> **What is expected**:
Copy out lines with the word "olivat" from the material that follows.

[Begin Record set]

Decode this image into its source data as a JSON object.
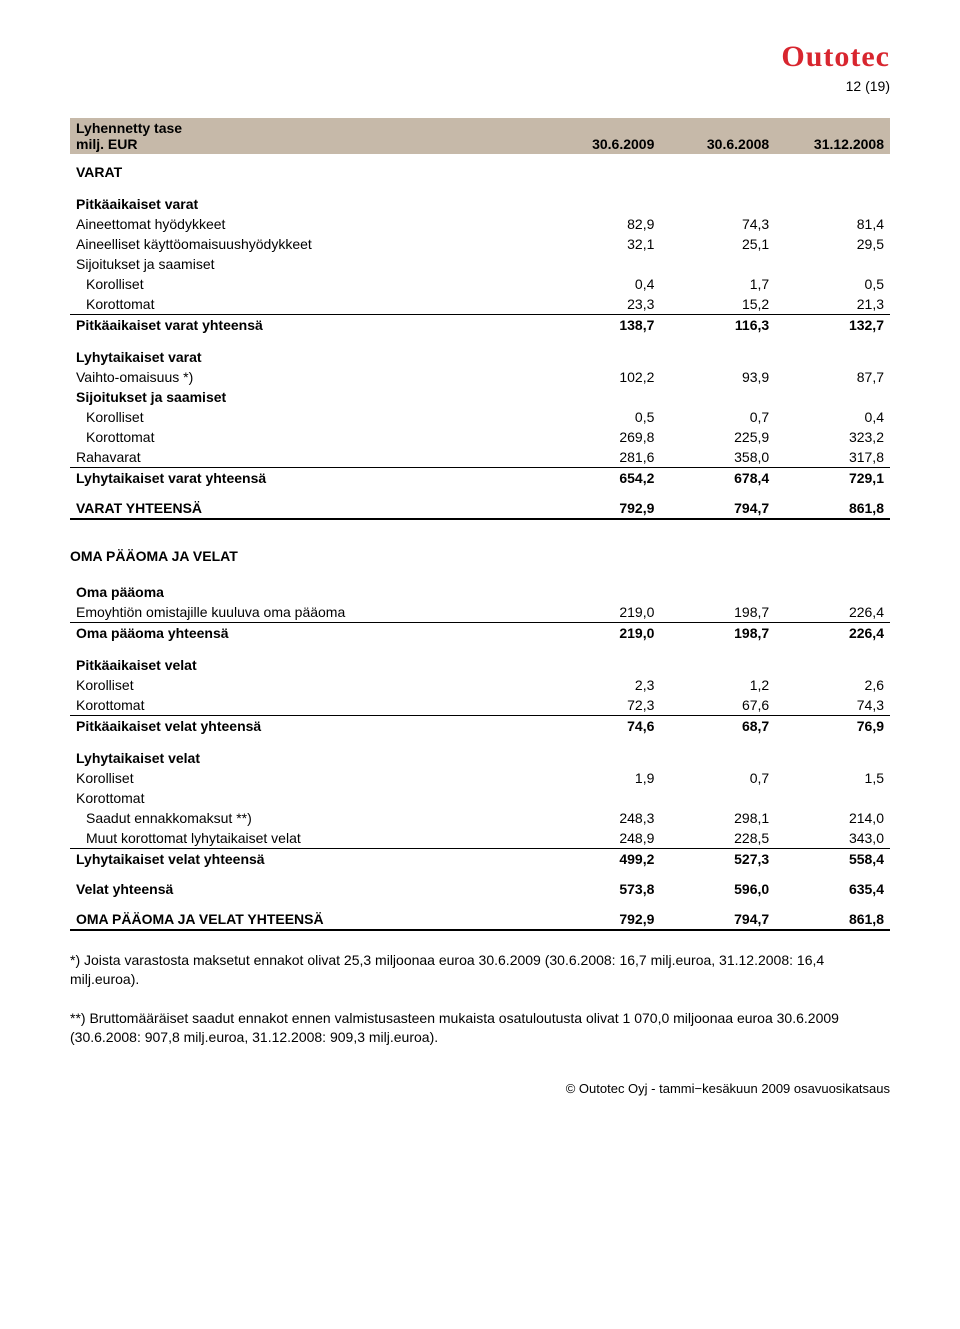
{
  "logo_text": "Outotec",
  "page_number": "12 (19)",
  "table_header": {
    "title1": "Lyhennetty tase",
    "title2": "milj. EUR",
    "col1": "30.6.2009",
    "col2": "30.6.2008",
    "col3": "31.12.2008"
  },
  "varat_label": "VARAT",
  "assets_long": {
    "title": "Pitkäaikaiset varat",
    "rows": [
      {
        "label": "Aineettomat hyödykkeet",
        "v": [
          "82,9",
          "74,3",
          "81,4"
        ]
      },
      {
        "label": "Aineelliset käyttöomaisuushyödykkeet",
        "v": [
          "32,1",
          "25,1",
          "29,5"
        ]
      },
      {
        "label": "Sijoitukset ja saamiset",
        "v": [
          "",
          "",
          ""
        ],
        "noval": true
      },
      {
        "label": "Korolliset",
        "v": [
          "0,4",
          "1,7",
          "0,5"
        ],
        "indent": true
      },
      {
        "label": "Korottomat",
        "v": [
          "23,3",
          "15,2",
          "21,3"
        ],
        "indent": true,
        "underline": true
      },
      {
        "label": "Pitkäaikaiset varat yhteensä",
        "v": [
          "138,7",
          "116,3",
          "132,7"
        ],
        "bold": true
      }
    ]
  },
  "assets_short": {
    "title": "Lyhytaikaiset varat",
    "rows": [
      {
        "label": "Vaihto-omaisuus *)",
        "v": [
          "102,2",
          "93,9",
          "87,7"
        ]
      },
      {
        "label": "Sijoitukset ja saamiset",
        "v": [
          "",
          "",
          ""
        ],
        "noval": true,
        "bold": true
      },
      {
        "label": "Korolliset",
        "v": [
          "0,5",
          "0,7",
          "0,4"
        ],
        "indent": true
      },
      {
        "label": "Korottomat",
        "v": [
          "269,8",
          "225,9",
          "323,2"
        ],
        "indent": true
      },
      {
        "label": "Rahavarat",
        "v": [
          "281,6",
          "358,0",
          "317,8"
        ],
        "underline": true
      },
      {
        "label": "Lyhytaikaiset varat yhteensä",
        "v": [
          "654,2",
          "678,4",
          "729,1"
        ],
        "bold": true
      }
    ]
  },
  "varat_total": {
    "label": "VARAT YHTEENSÄ",
    "v": [
      "792,9",
      "794,7",
      "861,8"
    ]
  },
  "equity_section_title": "OMA PÄÄOMA JA VELAT",
  "equity": {
    "title": "Oma pääoma",
    "rows": [
      {
        "label": "Emoyhtiön omistajille kuuluva oma pääoma",
        "v": [
          "219,0",
          "198,7",
          "226,4"
        ],
        "underline": true
      },
      {
        "label": "Oma pääoma yhteensä",
        "v": [
          "219,0",
          "198,7",
          "226,4"
        ],
        "bold": true
      }
    ]
  },
  "liab_long": {
    "title": "Pitkäaikaiset velat",
    "rows": [
      {
        "label": "Korolliset",
        "v": [
          "2,3",
          "1,2",
          "2,6"
        ]
      },
      {
        "label": "Korottomat",
        "v": [
          "72,3",
          "67,6",
          "74,3"
        ],
        "underline": true
      },
      {
        "label": "Pitkäaikaiset velat yhteensä",
        "v": [
          "74,6",
          "68,7",
          "76,9"
        ],
        "bold": true
      }
    ]
  },
  "liab_short": {
    "title": "Lyhytaikaiset velat",
    "rows": [
      {
        "label": "Korolliset",
        "v": [
          "1,9",
          "0,7",
          "1,5"
        ]
      },
      {
        "label": "Korottomat",
        "v": [
          "",
          "",
          ""
        ],
        "noval": true
      },
      {
        "label": "Saadut ennakkomaksut **)",
        "v": [
          "248,3",
          "298,1",
          "214,0"
        ],
        "indent": true
      },
      {
        "label": "Muut korottomat lyhytaikaiset velat",
        "v": [
          "248,9",
          "228,5",
          "343,0"
        ],
        "indent": true,
        "underline": true
      },
      {
        "label": "Lyhytaikaiset velat yhteensä",
        "v": [
          "499,2",
          "527,3",
          "558,4"
        ],
        "bold": true
      }
    ]
  },
  "liab_total": {
    "label": "Velat yhteensä",
    "v": [
      "573,8",
      "596,0",
      "635,4"
    ]
  },
  "grand_total": {
    "label": "OMA PÄÄOMA JA VELAT YHTEENSÄ",
    "v": [
      "792,9",
      "794,7",
      "861,8"
    ]
  },
  "footnote1": "*) Joista varastosta maksetut ennakot olivat 25,3 miljoonaa euroa 30.6.2009 (30.6.2008: 16,7 milj.euroa, 31.12.2008: 16,4 milj.euroa).",
  "footnote2": "**) Bruttomääräiset saadut ennakot ennen valmistusasteen mukaista osatuloutusta olivat 1 070,0 miljoonaa euroa 30.6.2009 (30.6.2008: 907,8 milj.euroa, 31.12.2008: 909,3 milj.euroa).",
  "footer": "© Outotec Oyj - tammi−kesäkuun 2009 osavuosikatsaus"
}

[End Record set]

> **Written reply**:
  "footnote1": "*) Joista varastosta maksetut ennakot olivat 25,3 miljoonaa euroa 30.6.2009 (30.6.2008: 16,7 milj.euroa, 31.12.2008: 16,4 milj.euroa).",
  "footnote2": "**) Bruttomääräiset saadut ennakot ennen valmistusasteen mukaista osatuloutusta olivat 1 070,0 miljoonaa euroa 30.6.2009 (30.6.2008: 907,8 milj.euroa, 31.12.2008: 909,3 milj.euroa).",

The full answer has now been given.